Show each line that has the string "sind" in it.

__The input__
-*-*-
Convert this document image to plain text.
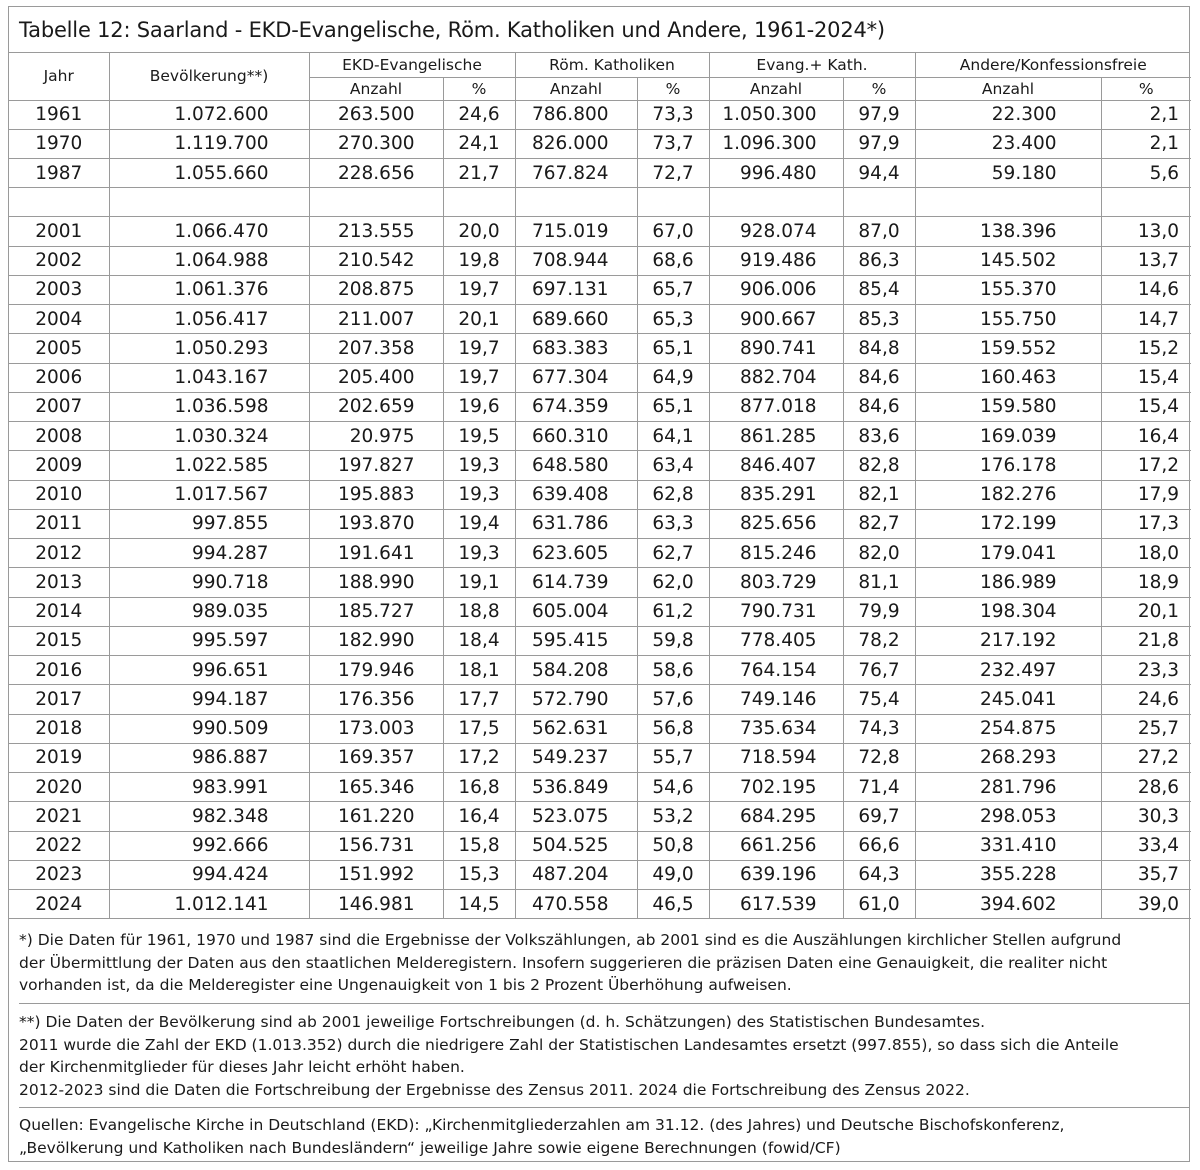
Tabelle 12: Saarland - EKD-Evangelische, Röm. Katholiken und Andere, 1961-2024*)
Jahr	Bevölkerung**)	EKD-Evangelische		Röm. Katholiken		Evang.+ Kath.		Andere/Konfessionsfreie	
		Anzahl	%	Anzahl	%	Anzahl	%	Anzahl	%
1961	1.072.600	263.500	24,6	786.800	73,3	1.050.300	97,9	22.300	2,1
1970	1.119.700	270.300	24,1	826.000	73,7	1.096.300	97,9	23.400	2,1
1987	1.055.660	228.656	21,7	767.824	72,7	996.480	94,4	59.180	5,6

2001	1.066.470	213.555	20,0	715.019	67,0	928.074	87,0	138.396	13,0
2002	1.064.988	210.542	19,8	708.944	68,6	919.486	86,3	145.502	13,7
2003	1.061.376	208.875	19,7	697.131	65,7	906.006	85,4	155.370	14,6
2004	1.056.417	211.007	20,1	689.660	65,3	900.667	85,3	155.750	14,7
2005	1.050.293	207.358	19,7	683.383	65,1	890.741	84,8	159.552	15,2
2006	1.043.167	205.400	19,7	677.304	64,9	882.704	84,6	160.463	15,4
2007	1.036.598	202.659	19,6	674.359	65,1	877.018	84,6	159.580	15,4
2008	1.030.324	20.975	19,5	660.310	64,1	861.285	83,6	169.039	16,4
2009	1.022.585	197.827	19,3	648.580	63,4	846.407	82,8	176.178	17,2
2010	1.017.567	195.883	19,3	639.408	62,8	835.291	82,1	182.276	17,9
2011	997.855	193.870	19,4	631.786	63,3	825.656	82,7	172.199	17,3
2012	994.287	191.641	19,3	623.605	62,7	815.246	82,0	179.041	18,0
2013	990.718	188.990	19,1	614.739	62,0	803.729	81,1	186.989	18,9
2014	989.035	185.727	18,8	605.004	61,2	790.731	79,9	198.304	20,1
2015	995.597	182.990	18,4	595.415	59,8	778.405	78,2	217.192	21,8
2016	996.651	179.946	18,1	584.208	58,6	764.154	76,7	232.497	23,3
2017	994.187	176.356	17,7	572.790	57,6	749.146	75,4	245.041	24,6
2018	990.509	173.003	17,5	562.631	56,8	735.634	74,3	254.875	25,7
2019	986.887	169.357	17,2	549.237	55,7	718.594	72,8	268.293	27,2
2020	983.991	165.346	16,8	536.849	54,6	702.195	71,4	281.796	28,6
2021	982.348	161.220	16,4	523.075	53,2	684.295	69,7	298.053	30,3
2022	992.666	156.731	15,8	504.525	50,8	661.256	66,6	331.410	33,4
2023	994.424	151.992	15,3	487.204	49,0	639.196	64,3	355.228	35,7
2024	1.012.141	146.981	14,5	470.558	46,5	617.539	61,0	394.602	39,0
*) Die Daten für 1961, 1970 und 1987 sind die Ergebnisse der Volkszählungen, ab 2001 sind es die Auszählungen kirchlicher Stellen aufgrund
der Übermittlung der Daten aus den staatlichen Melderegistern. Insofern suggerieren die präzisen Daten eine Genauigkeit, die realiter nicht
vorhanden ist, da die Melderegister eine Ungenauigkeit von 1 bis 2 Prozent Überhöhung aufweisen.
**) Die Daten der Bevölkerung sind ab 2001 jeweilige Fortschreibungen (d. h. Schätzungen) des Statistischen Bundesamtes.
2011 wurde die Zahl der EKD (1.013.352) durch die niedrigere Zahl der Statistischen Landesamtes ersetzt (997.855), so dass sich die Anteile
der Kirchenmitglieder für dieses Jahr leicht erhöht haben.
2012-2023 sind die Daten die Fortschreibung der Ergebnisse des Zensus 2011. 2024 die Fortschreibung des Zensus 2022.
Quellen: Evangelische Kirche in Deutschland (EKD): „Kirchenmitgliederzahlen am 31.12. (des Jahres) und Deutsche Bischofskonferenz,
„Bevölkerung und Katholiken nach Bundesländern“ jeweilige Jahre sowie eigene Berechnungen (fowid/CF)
-*-*-
__Answer below__
*) Die Daten für 1961, 1970 und 1987 sind die Ergebnisse der Volkszählungen, ab 2001 sind es die Auszählungen kirchlicher Stellen aufgrund
**) Die Daten der Bevölkerung sind ab 2001 jeweilige Fortschreibungen (d. h. Schätzungen) des Statistischen Bundesamtes.
2012-2023 sind die Daten die Fortschreibung der Ergebnisse des Zensus 2011. 2024 die Fortschreibung des Zensus 2022.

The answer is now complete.